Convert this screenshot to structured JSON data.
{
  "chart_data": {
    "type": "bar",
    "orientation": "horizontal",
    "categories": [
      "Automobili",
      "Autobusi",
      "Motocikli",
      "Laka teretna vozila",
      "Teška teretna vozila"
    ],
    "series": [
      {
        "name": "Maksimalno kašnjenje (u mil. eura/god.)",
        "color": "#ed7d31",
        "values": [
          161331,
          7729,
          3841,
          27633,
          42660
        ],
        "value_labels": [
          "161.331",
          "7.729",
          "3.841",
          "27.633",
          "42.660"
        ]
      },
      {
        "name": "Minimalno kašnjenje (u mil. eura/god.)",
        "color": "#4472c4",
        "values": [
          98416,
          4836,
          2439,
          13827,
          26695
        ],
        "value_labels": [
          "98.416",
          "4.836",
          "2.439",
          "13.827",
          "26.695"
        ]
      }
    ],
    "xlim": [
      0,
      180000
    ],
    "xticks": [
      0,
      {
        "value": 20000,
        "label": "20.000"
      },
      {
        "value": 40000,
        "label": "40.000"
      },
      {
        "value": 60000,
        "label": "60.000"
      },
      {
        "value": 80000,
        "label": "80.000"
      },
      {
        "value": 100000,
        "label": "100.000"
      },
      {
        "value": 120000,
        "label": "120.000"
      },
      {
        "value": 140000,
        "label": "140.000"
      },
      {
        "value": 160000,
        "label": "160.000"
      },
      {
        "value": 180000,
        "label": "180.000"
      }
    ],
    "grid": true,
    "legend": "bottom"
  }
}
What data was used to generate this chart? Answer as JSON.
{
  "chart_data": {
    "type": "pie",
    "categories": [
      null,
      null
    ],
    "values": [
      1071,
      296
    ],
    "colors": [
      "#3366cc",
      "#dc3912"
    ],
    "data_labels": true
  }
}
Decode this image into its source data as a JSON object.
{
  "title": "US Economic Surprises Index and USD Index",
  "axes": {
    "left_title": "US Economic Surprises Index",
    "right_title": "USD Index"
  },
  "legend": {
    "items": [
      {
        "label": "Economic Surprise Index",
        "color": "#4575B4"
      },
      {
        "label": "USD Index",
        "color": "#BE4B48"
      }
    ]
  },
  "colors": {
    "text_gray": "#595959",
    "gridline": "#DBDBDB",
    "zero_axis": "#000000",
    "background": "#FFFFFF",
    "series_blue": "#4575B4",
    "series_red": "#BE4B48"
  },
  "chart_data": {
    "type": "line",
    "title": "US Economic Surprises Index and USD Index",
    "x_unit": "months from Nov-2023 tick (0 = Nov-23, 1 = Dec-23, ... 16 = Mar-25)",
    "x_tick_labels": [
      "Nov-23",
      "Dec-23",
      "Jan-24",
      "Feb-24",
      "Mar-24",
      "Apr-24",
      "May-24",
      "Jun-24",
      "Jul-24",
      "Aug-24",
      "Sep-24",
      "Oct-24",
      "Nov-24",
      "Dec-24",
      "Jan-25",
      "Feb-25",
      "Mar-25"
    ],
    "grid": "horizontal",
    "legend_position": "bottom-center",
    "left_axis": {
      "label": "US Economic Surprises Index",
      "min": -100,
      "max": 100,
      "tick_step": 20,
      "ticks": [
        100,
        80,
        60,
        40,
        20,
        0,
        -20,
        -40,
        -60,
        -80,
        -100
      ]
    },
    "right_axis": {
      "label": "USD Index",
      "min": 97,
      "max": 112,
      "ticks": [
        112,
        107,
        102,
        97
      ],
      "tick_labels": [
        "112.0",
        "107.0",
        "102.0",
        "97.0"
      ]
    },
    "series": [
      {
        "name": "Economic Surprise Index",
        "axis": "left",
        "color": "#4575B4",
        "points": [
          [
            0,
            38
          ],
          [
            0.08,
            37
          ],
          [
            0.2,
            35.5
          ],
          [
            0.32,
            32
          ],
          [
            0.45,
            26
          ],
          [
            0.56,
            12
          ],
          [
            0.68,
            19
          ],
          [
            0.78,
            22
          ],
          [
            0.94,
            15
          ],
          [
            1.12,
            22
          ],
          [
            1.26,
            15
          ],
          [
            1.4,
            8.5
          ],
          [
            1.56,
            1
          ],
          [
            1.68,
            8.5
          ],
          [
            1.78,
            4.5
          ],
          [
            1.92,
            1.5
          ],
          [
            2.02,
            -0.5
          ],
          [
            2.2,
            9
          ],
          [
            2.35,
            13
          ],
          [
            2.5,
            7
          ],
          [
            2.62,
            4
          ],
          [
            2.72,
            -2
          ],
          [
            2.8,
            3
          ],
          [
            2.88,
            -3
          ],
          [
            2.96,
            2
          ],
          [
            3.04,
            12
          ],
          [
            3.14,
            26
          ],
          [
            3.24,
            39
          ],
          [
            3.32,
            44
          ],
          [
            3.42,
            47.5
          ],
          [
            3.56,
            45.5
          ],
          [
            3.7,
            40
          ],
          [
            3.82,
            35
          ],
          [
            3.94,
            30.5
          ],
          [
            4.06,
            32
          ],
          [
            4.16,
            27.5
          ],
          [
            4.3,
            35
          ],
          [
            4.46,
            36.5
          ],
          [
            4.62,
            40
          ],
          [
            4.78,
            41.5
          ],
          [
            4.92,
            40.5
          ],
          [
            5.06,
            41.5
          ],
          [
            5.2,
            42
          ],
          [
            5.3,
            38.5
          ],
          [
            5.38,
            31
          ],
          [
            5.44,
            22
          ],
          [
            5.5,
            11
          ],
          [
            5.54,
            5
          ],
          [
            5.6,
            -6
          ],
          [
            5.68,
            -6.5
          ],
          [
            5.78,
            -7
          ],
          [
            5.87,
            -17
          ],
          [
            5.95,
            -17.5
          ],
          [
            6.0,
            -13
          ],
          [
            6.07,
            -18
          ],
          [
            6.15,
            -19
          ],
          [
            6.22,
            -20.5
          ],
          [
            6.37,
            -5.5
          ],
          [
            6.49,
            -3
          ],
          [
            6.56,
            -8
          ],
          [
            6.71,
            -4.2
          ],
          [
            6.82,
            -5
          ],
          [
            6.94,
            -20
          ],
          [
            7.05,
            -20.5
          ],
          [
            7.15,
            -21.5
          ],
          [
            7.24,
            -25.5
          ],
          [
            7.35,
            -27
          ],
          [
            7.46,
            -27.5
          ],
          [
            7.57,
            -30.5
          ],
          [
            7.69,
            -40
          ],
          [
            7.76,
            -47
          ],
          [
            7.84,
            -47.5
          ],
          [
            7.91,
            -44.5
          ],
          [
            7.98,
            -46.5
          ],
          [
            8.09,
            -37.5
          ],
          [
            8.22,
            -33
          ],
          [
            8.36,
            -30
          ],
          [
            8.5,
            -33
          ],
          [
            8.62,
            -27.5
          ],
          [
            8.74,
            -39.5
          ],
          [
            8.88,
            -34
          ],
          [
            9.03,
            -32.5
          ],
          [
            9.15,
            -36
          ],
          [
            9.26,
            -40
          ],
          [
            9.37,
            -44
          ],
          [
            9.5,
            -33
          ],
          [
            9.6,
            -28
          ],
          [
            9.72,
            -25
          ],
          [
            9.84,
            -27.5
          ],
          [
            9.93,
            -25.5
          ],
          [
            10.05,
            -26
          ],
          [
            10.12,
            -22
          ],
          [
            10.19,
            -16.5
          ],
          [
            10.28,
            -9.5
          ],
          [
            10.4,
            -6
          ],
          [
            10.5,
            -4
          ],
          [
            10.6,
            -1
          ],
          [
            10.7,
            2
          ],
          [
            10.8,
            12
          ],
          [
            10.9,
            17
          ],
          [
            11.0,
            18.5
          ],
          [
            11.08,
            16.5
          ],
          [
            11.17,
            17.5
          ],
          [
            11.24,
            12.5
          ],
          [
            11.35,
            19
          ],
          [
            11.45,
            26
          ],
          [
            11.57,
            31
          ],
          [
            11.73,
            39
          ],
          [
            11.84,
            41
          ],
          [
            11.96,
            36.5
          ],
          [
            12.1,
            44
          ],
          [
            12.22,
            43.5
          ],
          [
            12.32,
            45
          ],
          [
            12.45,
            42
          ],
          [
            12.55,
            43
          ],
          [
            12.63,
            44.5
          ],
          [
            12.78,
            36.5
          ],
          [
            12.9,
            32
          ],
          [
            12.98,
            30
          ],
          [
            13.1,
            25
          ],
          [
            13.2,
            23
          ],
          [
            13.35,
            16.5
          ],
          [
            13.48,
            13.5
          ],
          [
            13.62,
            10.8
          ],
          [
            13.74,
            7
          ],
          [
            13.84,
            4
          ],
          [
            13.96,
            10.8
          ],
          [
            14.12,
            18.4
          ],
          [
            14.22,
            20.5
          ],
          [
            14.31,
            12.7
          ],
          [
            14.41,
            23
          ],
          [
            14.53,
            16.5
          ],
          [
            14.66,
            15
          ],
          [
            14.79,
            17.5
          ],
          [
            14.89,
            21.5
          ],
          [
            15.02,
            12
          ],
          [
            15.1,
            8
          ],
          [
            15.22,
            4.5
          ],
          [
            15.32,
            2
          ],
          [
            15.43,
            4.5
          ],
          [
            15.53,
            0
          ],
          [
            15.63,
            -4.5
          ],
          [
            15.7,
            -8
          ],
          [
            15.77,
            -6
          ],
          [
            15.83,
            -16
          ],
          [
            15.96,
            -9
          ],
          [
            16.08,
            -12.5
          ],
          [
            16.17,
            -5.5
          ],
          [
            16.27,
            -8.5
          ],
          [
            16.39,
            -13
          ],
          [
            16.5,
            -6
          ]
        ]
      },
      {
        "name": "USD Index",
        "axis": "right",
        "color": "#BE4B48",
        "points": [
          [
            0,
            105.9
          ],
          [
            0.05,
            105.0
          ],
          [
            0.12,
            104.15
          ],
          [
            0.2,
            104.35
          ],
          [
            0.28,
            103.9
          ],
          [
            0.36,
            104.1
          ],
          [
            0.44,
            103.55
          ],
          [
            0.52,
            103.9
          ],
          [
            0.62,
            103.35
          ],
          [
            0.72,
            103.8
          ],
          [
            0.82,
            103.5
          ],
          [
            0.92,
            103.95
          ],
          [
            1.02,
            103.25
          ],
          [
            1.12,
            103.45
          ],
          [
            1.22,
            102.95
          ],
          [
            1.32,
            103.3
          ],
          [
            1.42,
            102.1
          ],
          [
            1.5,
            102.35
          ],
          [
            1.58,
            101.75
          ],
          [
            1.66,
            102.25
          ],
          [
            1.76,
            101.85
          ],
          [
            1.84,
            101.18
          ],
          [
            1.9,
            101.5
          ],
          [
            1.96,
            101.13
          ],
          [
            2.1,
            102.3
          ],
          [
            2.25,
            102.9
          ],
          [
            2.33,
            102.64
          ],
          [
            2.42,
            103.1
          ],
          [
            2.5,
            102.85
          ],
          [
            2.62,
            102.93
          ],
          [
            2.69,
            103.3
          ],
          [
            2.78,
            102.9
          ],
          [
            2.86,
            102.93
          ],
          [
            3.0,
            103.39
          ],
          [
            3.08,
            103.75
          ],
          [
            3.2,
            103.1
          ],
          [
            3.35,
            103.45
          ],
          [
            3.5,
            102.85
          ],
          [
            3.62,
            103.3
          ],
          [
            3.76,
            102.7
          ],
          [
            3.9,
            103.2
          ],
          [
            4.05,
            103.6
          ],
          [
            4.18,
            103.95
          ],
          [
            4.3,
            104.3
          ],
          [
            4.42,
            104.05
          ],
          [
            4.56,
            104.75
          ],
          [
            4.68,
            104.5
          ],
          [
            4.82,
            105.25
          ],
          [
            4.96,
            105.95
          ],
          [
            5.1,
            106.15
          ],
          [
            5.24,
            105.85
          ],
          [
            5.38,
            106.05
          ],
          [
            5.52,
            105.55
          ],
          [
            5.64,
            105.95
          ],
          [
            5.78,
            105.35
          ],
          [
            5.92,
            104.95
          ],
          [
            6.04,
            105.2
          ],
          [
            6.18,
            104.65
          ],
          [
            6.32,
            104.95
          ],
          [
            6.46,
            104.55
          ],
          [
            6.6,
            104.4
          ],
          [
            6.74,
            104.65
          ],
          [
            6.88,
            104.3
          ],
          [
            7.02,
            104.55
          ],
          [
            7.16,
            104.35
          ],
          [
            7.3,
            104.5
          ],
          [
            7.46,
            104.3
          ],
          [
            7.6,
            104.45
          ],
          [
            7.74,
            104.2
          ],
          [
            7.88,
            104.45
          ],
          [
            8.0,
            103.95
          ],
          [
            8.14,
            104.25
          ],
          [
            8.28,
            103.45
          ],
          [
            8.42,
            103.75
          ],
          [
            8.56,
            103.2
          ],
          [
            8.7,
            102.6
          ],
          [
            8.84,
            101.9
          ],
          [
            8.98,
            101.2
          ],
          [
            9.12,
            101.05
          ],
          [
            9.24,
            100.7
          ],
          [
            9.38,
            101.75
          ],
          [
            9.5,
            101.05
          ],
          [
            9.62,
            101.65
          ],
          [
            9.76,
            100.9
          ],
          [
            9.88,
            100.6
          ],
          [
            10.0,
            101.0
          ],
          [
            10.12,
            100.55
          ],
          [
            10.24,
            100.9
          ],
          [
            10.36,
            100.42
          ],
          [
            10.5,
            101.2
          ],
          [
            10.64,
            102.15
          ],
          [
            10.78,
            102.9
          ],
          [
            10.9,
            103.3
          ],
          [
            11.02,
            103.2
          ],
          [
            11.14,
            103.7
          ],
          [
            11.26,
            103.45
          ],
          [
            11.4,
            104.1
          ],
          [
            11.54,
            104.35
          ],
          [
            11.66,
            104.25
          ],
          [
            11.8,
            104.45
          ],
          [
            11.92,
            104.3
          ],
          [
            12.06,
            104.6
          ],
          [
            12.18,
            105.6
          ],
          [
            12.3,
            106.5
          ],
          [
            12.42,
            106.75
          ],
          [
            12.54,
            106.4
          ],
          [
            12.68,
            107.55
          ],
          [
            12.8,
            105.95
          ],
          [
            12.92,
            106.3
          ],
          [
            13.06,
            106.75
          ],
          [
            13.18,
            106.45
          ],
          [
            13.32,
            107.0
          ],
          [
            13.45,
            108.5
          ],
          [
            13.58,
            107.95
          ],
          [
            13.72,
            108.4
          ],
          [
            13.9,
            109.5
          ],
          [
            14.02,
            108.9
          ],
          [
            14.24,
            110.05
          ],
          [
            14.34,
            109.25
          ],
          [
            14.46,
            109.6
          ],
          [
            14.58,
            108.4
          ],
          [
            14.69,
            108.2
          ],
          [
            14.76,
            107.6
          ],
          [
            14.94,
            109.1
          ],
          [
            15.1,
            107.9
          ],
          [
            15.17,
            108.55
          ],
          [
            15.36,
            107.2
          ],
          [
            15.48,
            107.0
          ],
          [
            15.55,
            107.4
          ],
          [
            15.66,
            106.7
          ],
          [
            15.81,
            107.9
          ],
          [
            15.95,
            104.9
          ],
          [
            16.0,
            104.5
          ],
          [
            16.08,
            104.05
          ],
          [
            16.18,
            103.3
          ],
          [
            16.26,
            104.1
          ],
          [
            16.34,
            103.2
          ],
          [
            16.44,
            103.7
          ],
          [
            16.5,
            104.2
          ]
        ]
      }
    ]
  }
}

Task description – Filter the listing above by the word "horizontal"; copy each line that passes.

Exercise response –
    "orientation": "horizontal",
    "grid": "horizontal",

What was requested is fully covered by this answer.